Data rows:

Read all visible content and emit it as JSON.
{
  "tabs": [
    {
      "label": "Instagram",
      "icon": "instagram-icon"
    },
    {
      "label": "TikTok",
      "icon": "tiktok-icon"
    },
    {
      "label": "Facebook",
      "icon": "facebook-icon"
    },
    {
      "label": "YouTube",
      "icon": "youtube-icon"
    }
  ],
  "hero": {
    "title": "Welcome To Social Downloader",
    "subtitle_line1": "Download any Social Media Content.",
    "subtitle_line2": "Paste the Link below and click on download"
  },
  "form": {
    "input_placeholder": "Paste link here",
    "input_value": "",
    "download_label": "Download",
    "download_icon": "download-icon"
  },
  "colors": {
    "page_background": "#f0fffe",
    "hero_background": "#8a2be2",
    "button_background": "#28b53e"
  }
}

Exercise prompt:
Gather each line of the listing containing the word "Social" and show it.

Result for this exercise:
    "title": "Welcome To Social Downloader",
    "subtitle_line1": "Download any Social Media Content.",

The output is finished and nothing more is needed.